■ EXERCISE DESCRIPTION ■
Write out the material again word for word, dropping any images it holds.

■ DATA PROVIDED ■
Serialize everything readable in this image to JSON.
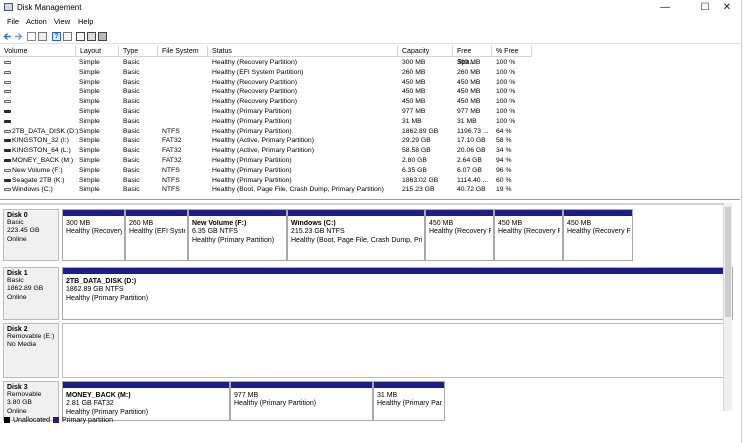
{
  "window": {
    "title": "Disk Management"
  },
  "menu": [
    "File",
    "Action",
    "View",
    "Help"
  ],
  "columns": [
    "Volume",
    "Layout",
    "Type",
    "File System",
    "Status",
    "Capacity",
    "Free Spa...",
    "% Free"
  ],
  "volumes": [
    {
      "volume": "",
      "layout": "Simple",
      "type": "Basic",
      "fs": "",
      "status": "Healthy (Recovery Partition)",
      "capacity": "300 MB",
      "free": "300 MB",
      "pct": "100 %",
      "icon": "light"
    },
    {
      "volume": "",
      "layout": "Simple",
      "type": "Basic",
      "fs": "",
      "status": "Healthy (EFI System Partition)",
      "capacity": "260 MB",
      "free": "260 MB",
      "pct": "100 %",
      "icon": "light"
    },
    {
      "volume": "",
      "layout": "Simple",
      "type": "Basic",
      "fs": "",
      "status": "Healthy (Recovery Partition)",
      "capacity": "450 MB",
      "free": "450 MB",
      "pct": "100 %",
      "icon": "light"
    },
    {
      "volume": "",
      "layout": "Simple",
      "type": "Basic",
      "fs": "",
      "status": "Healthy (Recovery Partition)",
      "capacity": "450 MB",
      "free": "450 MB",
      "pct": "100 %",
      "icon": "light"
    },
    {
      "volume": "",
      "layout": "Simple",
      "type": "Basic",
      "fs": "",
      "status": "Healthy (Recovery Partition)",
      "capacity": "450 MB",
      "free": "450 MB",
      "pct": "100 %",
      "icon": "light"
    },
    {
      "volume": "",
      "layout": "Simple",
      "type": "Basic",
      "fs": "",
      "status": "Healthy (Primary Partition)",
      "capacity": "977 MB",
      "free": "977 MB",
      "pct": "100 %",
      "icon": "dark"
    },
    {
      "volume": "",
      "layout": "Simple",
      "type": "Basic",
      "fs": "",
      "status": "Healthy (Primary Partition)",
      "capacity": "31 MB",
      "free": "31 MB",
      "pct": "100 %",
      "icon": "dark"
    },
    {
      "volume": "2TB_DATA_DISK (D:)",
      "layout": "Simple",
      "type": "Basic",
      "fs": "NTFS",
      "status": "Healthy (Primary Partition)",
      "capacity": "1862.89 GB",
      "free": "1196.73 ...",
      "pct": "64 %",
      "icon": "light"
    },
    {
      "volume": "KINGSTON_32 (I:)",
      "layout": "Simple",
      "type": "Basic",
      "fs": "FAT32",
      "status": "Healthy (Active, Primary Partition)",
      "capacity": "29.29 GB",
      "free": "17.10 GB",
      "pct": "58 %",
      "icon": "dark"
    },
    {
      "volume": "KINGSTON_64 (L:)",
      "layout": "Simple",
      "type": "Basic",
      "fs": "FAT32",
      "status": "Healthy (Active, Primary Partition)",
      "capacity": "58.58 GB",
      "free": "20.06 GB",
      "pct": "34 %",
      "icon": "dark"
    },
    {
      "volume": "MONEY_BACK (M:)",
      "layout": "Simple",
      "type": "Basic",
      "fs": "FAT32",
      "status": "Healthy (Primary Partition)",
      "capacity": "2.80 GB",
      "free": "2.64 GB",
      "pct": "94 %",
      "icon": "dark"
    },
    {
      "volume": "New Volume (F:)",
      "layout": "Simple",
      "type": "Basic",
      "fs": "NTFS",
      "status": "Healthy (Primary Partition)",
      "capacity": "6.35 GB",
      "free": "6.07 GB",
      "pct": "96 %",
      "icon": "light"
    },
    {
      "volume": "Seagate 2TB (K:)",
      "layout": "Simple",
      "type": "Basic",
      "fs": "NTFS",
      "status": "Healthy (Primary Partition)",
      "capacity": "1863.02 GB",
      "free": "1114.40 ...",
      "pct": "60 %",
      "icon": "dark"
    },
    {
      "volume": "Windows (C:)",
      "layout": "Simple",
      "type": "Basic",
      "fs": "NTFS",
      "status": "Healthy (Boot, Page File, Crash Dump, Primary Partition)",
      "capacity": "215.23 GB",
      "free": "40.72 GB",
      "pct": "19 %",
      "icon": "light"
    }
  ],
  "disks": [
    {
      "name": "Disk 0",
      "kind": "Basic",
      "size": "223.45 GB",
      "state": "Online",
      "partitions": [
        {
          "name": "",
          "detail": "300 MB",
          "status": "Healthy (Recovery"
        },
        {
          "name": "",
          "detail": "260 MB",
          "status": "Healthy (EFI Syste"
        },
        {
          "name": "New Volume  (F:)",
          "detail": "6.35 GB NTFS",
          "status": "Healthy (Primary Partition)"
        },
        {
          "name": "Windows  (C:)",
          "detail": "215.23 GB NTFS",
          "status": "Healthy (Boot, Page File, Crash Dump, Prin"
        },
        {
          "name": "",
          "detail": "450 MB",
          "status": "Healthy (Recovery P"
        },
        {
          "name": "",
          "detail": "450 MB",
          "status": "Healthy (Recovery P"
        },
        {
          "name": "",
          "detail": "450 MB",
          "status": "Healthy (Recovery P"
        }
      ]
    },
    {
      "name": "Disk 1",
      "kind": "Basic",
      "size": "1862.89 GB",
      "state": "Online",
      "partitions": [
        {
          "name": "2TB_DATA_DISK  (D:)",
          "detail": "1862.89 GB NTFS",
          "status": "Healthy (Primary Partition)"
        }
      ]
    },
    {
      "name": "Disk 2",
      "kind": "Removable (E:)",
      "size": "",
      "state": "No Media",
      "partitions": []
    },
    {
      "name": "Disk 3",
      "kind": "Removable",
      "size": "3.80 GB",
      "state": "Online",
      "partitions": [
        {
          "name": "MONEY_BACK  (M:)",
          "detail": "2.81 GB FAT32",
          "status": "Healthy (Primary Partition)"
        },
        {
          "name": "",
          "detail": "977 MB",
          "status": "Healthy (Primary Partition)"
        },
        {
          "name": "",
          "detail": "31 MB",
          "status": "Healthy (Primary Par"
        }
      ]
    }
  ],
  "legend": [
    {
      "label": "Unallocated",
      "color": "#000000"
    },
    {
      "label": "Primary partition",
      "color": "#1c1c8a"
    }
  ],
  "window_controls": {
    "minimize": "—",
    "maximize": "☐",
    "close": "✕"
  }
}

■ SOLUTION FOR THIS EXERCISE ■
Serialize everything readable in this image to JSON.
{
  "window": {
    "title": "Disk Management"
  },
  "menu": [
    "File",
    "Action",
    "View",
    "Help"
  ],
  "columns": [
    "Volume",
    "Layout",
    "Type",
    "File System",
    "Status",
    "Capacity",
    "Free Spa...",
    "% Free"
  ],
  "volumes": [
    {
      "volume": "",
      "layout": "Simple",
      "type": "Basic",
      "fs": "",
      "status": "Healthy (Recovery Partition)",
      "capacity": "300 MB",
      "free": "300 MB",
      "pct": "100 %",
      "icon": "light"
    },
    {
      "volume": "",
      "layout": "Simple",
      "type": "Basic",
      "fs": "",
      "status": "Healthy (EFI System Partition)",
      "capacity": "260 MB",
      "free": "260 MB",
      "pct": "100 %",
      "icon": "light"
    },
    {
      "volume": "",
      "layout": "Simple",
      "type": "Basic",
      "fs": "",
      "status": "Healthy (Recovery Partition)",
      "capacity": "450 MB",
      "free": "450 MB",
      "pct": "100 %",
      "icon": "light"
    },
    {
      "volume": "",
      "layout": "Simple",
      "type": "Basic",
      "fs": "",
      "status": "Healthy (Recovery Partition)",
      "capacity": "450 MB",
      "free": "450 MB",
      "pct": "100 %",
      "icon": "light"
    },
    {
      "volume": "",
      "layout": "Simple",
      "type": "Basic",
      "fs": "",
      "status": "Healthy (Recovery Partition)",
      "capacity": "450 MB",
      "free": "450 MB",
      "pct": "100 %",
      "icon": "light"
    },
    {
      "volume": "",
      "layout": "Simple",
      "type": "Basic",
      "fs": "",
      "status": "Healthy (Primary Partition)",
      "capacity": "977 MB",
      "free": "977 MB",
      "pct": "100 %",
      "icon": "dark"
    },
    {
      "volume": "",
      "layout": "Simple",
      "type": "Basic",
      "fs": "",
      "status": "Healthy (Primary Partition)",
      "capacity": "31 MB",
      "free": "31 MB",
      "pct": "100 %",
      "icon": "dark"
    },
    {
      "volume": "2TB_DATA_DISK (D:)",
      "layout": "Simple",
      "type": "Basic",
      "fs": "NTFS",
      "status": "Healthy (Primary Partition)",
      "capacity": "1862.89 GB",
      "free": "1196.73 ...",
      "pct": "64 %",
      "icon": "light"
    },
    {
      "volume": "KINGSTON_32 (I:)",
      "layout": "Simple",
      "type": "Basic",
      "fs": "FAT32",
      "status": "Healthy (Active, Primary Partition)",
      "capacity": "29.29 GB",
      "free": "17.10 GB",
      "pct": "58 %",
      "icon": "dark"
    },
    {
      "volume": "KINGSTON_64 (L:)",
      "layout": "Simple",
      "type": "Basic",
      "fs": "FAT32",
      "status": "Healthy (Active, Primary Partition)",
      "capacity": "58.58 GB",
      "free": "20.06 GB",
      "pct": "34 %",
      "icon": "dark"
    },
    {
      "volume": "MONEY_BACK (M:)",
      "layout": "Simple",
      "type": "Basic",
      "fs": "FAT32",
      "status": "Healthy (Primary Partition)",
      "capacity": "2.80 GB",
      "free": "2.64 GB",
      "pct": "94 %",
      "icon": "dark"
    },
    {
      "volume": "New Volume (F:)",
      "layout": "Simple",
      "type": "Basic",
      "fs": "NTFS",
      "status": "Healthy (Primary Partition)",
      "capacity": "6.35 GB",
      "free": "6.07 GB",
      "pct": "96 %",
      "icon": "light"
    },
    {
      "volume": "Seagate 2TB (K:)",
      "layout": "Simple",
      "type": "Basic",
      "fs": "NTFS",
      "status": "Healthy (Primary Partition)",
      "capacity": "1863.02 GB",
      "free": "1114.40 ...",
      "pct": "60 %",
      "icon": "dark"
    },
    {
      "volume": "Windows (C:)",
      "layout": "Simple",
      "type": "Basic",
      "fs": "NTFS",
      "status": "Healthy (Boot, Page File, Crash Dump, Primary Partition)",
      "capacity": "215.23 GB",
      "free": "40.72 GB",
      "pct": "19 %",
      "icon": "light"
    }
  ],
  "disks": [
    {
      "name": "Disk 0",
      "kind": "Basic",
      "size": "223.45 GB",
      "state": "Online",
      "partitions": [
        {
          "name": "",
          "detail": "300 MB",
          "status": "Healthy (Recovery"
        },
        {
          "name": "",
          "detail": "260 MB",
          "status": "Healthy (EFI Syste"
        },
        {
          "name": "New Volume  (F:)",
          "detail": "6.35 GB NTFS",
          "status": "Healthy (Primary Partition)"
        },
        {
          "name": "Windows  (C:)",
          "detail": "215.23 GB NTFS",
          "status": "Healthy (Boot, Page File, Crash Dump, Prin"
        },
        {
          "name": "",
          "detail": "450 MB",
          "status": "Healthy (Recovery P"
        },
        {
          "name": "",
          "detail": "450 MB",
          "status": "Healthy (Recovery P"
        },
        {
          "name": "",
          "detail": "450 MB",
          "status": "Healthy (Recovery P"
        }
      ]
    },
    {
      "name": "Disk 1",
      "kind": "Basic",
      "size": "1862.89 GB",
      "state": "Online",
      "partitions": [
        {
          "name": "2TB_DATA_DISK  (D:)",
          "detail": "1862.89 GB NTFS",
          "status": "Healthy (Primary Partition)"
        }
      ]
    },
    {
      "name": "Disk 2",
      "kind": "Removable (E:)",
      "size": "",
      "state": "No Media",
      "partitions": []
    },
    {
      "name": "Disk 3",
      "kind": "Removable",
      "size": "3.80 GB",
      "state": "Online",
      "partitions": [
        {
          "name": "MONEY_BACK  (M:)",
          "detail": "2.81 GB FAT32",
          "status": "Healthy (Primary Partition)"
        },
        {
          "name": "",
          "detail": "977 MB",
          "status": "Healthy (Primary Partition)"
        },
        {
          "name": "",
          "detail": "31 MB",
          "status": "Healthy (Primary Par"
        }
      ]
    }
  ],
  "legend": [
    {
      "label": "Unallocated",
      "color": "#000000"
    },
    {
      "label": "Primary partition",
      "color": "#1c1c8a"
    }
  ],
  "window_controls": {
    "minimize": "—",
    "maximize": "☐",
    "close": "✕"
  }
}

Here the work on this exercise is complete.